* **TO DO**: Select all lines with the string "heart" in them, and copy those lines.

* **EXERCISE DATA**:
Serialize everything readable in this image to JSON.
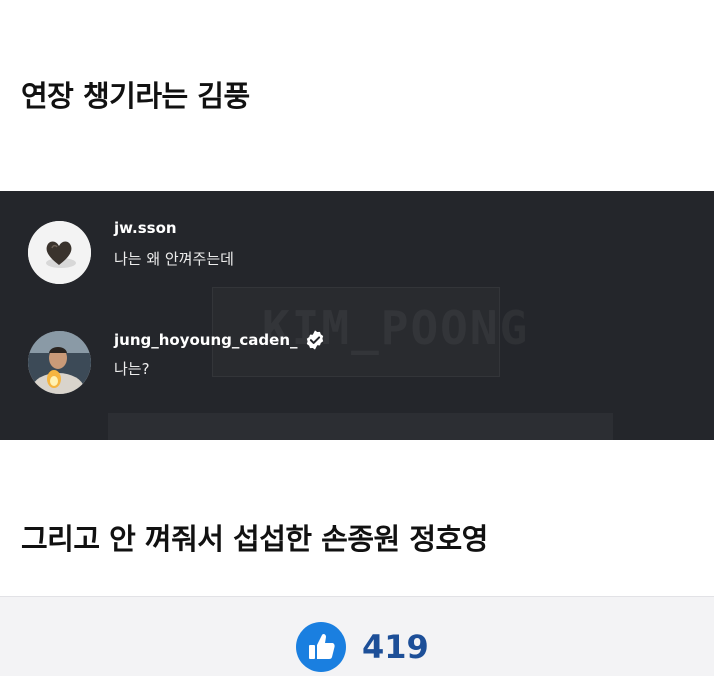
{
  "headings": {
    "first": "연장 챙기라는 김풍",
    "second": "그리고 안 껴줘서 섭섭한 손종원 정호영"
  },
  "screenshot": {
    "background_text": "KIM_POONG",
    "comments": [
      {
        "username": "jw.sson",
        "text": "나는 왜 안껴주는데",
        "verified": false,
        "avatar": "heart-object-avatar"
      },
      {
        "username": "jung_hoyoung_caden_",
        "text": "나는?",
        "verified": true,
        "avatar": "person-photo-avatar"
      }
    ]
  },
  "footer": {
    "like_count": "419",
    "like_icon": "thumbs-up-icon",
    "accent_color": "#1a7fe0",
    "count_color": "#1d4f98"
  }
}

==

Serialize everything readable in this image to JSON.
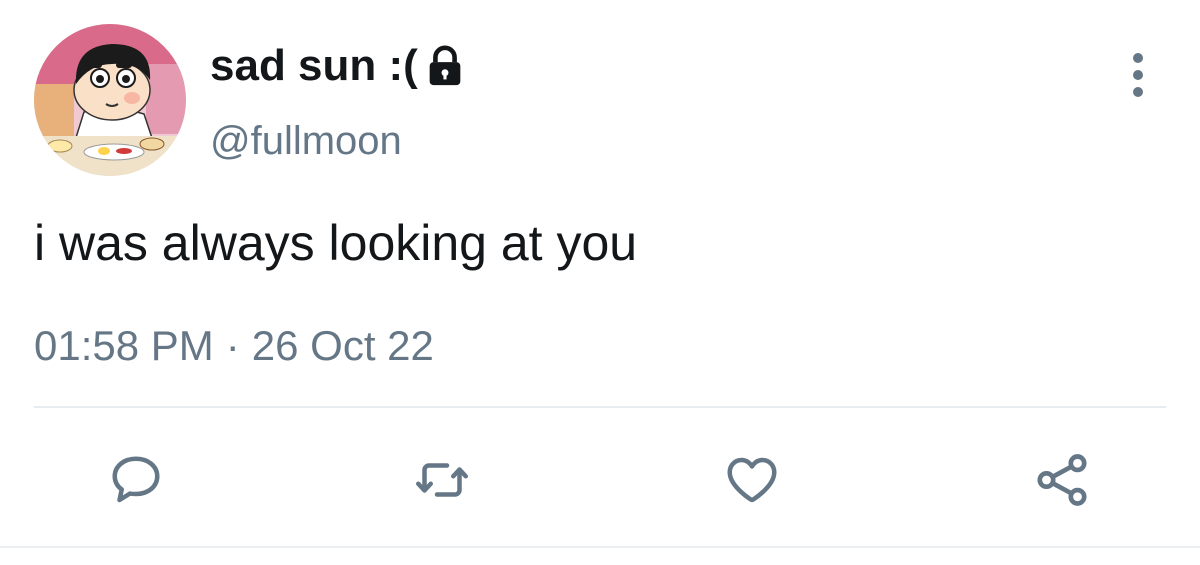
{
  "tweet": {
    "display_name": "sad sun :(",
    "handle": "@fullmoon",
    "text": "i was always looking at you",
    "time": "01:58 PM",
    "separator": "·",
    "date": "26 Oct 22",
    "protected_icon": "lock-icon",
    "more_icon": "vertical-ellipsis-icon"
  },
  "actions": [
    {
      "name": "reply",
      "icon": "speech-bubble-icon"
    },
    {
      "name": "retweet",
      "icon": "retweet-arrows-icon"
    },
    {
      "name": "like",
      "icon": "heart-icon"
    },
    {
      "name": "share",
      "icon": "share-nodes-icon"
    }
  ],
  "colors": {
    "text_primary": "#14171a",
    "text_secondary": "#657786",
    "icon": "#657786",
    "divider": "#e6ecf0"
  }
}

* **SOLUTION TO THIS EXERCISE**:
        "avatar": "heart-object-avatar"
      "icon": "heart-icon"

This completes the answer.